» Excerpted passage
----------------

I thin HZB will help when you have animated thingy which just sways for example and you are redrawing the tile each frame

wicked notch
#

I have not abandoned you guys lol

#

the VSM train is still going strong

#

'Tis but one of my usual detours

delicate rain
#

Good goood I'm also on VSM holiday

#

but I'll soon return stronger than ever

glass sphinx
#

Example for Buffer:

  • creating it gives you an id (index + version)
  • index of id indexes into cpu side array of ImplBuffers (the metadata for the buffer)
  • index indexes into a descriptor set binding array
  • when creating the buffer its imediately written to the mega descriptor set
  • daxa only has one descriptor set that has update after bind and some other flags set to make it convenient
  • when calling destroy on the buffer it becomes a zombie
  • zombies life until all already submitted commands running at the point in time when you call destroy are done
  • daxa checks when they are done and actually performs destructions in Device::collect_garbage
  • it uses timeline semaphores tracking submits on a cpu and gpu timeline
  • actualyl destroying the buffer writes a dummy in the place of the dead buffer to avoid dangling descriptors
wicked notch
#

epic

#

then to access the buffer do you use push const or something?

#

to index in the buffer table that is

glass sphinx
#

you either put it in a push constant or bind it as a uniform buffer (yeeaaa i know, i am not sure if i wanna keep them uniform buffers but daxa has them atm)

wicked notch
#

alright the refactor is coming soonℒ️

#

but RT first

glass sphinx
wispy spear
#

lustri, traitor

wicked notch
#

hmm

#

making a bottom level AS per meshlet

#

what could go wrong?

frank sail
#

bottom level algebra subprogram

#

btw, why

wicked notch
#

idk

frank sail
#

why not coarser granularity

wicked notch
#

I was writing code for bvh building for hardware RT

wicked notch
#

maybe meshlets

#

except meshlet triangle upper bound is 65536 triangles KEKW

runic surge
#

Wait lvstri, you use daxa now?

----------------

Element boundary records:
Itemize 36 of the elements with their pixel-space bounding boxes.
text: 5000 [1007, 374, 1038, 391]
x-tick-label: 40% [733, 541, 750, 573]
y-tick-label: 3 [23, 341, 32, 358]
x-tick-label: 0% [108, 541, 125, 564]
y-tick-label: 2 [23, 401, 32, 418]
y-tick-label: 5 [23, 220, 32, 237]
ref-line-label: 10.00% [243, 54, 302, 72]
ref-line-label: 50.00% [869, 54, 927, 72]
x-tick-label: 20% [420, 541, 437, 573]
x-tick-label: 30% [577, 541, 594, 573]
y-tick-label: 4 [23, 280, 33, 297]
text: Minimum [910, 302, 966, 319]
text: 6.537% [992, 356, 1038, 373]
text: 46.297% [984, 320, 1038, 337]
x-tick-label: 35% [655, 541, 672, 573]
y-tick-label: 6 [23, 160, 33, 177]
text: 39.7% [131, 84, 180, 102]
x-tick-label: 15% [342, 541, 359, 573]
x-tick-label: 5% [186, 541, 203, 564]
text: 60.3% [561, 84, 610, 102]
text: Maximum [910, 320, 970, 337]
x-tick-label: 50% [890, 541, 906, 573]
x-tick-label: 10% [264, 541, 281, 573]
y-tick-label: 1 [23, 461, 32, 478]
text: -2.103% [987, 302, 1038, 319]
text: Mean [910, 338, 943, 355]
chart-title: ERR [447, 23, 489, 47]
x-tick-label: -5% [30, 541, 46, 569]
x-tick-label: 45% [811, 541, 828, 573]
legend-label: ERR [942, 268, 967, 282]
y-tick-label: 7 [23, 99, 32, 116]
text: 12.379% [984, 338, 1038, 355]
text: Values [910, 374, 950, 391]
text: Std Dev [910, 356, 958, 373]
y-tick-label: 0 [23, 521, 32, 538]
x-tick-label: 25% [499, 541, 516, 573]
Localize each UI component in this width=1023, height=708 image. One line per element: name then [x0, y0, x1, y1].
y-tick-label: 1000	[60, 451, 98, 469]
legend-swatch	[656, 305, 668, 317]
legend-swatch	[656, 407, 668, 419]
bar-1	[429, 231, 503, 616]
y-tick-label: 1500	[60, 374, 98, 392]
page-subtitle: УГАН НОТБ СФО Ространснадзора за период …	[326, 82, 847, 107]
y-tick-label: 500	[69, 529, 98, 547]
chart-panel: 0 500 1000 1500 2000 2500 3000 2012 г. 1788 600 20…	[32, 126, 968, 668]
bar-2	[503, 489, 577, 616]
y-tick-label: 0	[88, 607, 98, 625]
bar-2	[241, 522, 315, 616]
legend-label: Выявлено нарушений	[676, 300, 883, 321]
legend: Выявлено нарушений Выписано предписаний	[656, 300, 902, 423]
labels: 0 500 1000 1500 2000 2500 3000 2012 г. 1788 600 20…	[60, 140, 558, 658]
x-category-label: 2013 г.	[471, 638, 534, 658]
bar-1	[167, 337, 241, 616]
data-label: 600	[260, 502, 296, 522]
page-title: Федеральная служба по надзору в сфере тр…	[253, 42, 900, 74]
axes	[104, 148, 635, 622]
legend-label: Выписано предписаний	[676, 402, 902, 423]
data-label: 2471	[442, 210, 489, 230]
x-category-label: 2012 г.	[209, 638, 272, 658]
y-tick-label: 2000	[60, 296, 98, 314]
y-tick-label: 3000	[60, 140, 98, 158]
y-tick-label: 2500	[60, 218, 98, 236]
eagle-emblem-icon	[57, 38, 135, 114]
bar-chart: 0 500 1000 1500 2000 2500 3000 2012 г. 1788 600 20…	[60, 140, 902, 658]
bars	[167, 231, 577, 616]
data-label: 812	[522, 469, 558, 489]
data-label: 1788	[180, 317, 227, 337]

----------------

» Your goal
Copy out the full forum thread on graphics programming word for word. The data above stands apart from the forum thread.

» Response
I thin HZB will help when you have animated thingy which just sways for example and you are redrawing the tile each frame

wicked notch
#

I have not abandoned you guys lol

#

the VSM train is still going strong

#

'Tis but one of my usual detours

delicate rain
#

Good goood I'm also on VSM holiday

#

but I'll soon return stronger than ever

glass sphinx
#

Example for Buffer:

  • creating it gives you an id (index + version)
  • index of id indexes into cpu side array of ImplBuffers (the metadata for the buffer)
  • index indexes into a descriptor set binding array
  • when creating the buffer its imediately written to the mega descriptor set
  • daxa only has one descriptor set that has update after bind and some other flags set to make it convenient
  • when calling destroy on the buffer it becomes a zombie
  • zombies life until all already submitted commands running at the point in time when you call destroy are done
  • daxa checks when they are done and actually performs destructions in Device::collect_garbage
  • it uses timeline semaphores tracking submits on a cpu and gpu timeline
  • actualyl destroying the buffer writes a dummy in the place of the dead buffer to avoid dangling descriptors
wicked notch
#

epic

#

then to access the buffer do you use push const or something?

#

to index in the buffer table that is

glass sphinx
#

you either put it in a push constant or bind it as a uniform buffer (yeeaaa i know, i am not sure if i wanna keep them uniform buffers but daxa has them atm)

wicked notch
#

alright the refactor is coming soonℒ️

#

but RT first

glass sphinx
wispy spear
#

lustri, traitor

wicked notch
#

hmm

#

making a bottom level AS per meshlet

#

what could go wrong?

frank sail
#

bottom level algebra subprogram

#

btw, why

wicked notch
#

idk

frank sail
#

why not coarser granularity

wicked notch
#

I was writing code for bvh building for hardware RT

wicked notch
#

maybe meshlets

#

except meshlet triangle upper bound is 65536 triangles KEKW

runic surge
#

Wait lvstri, you use daxa now?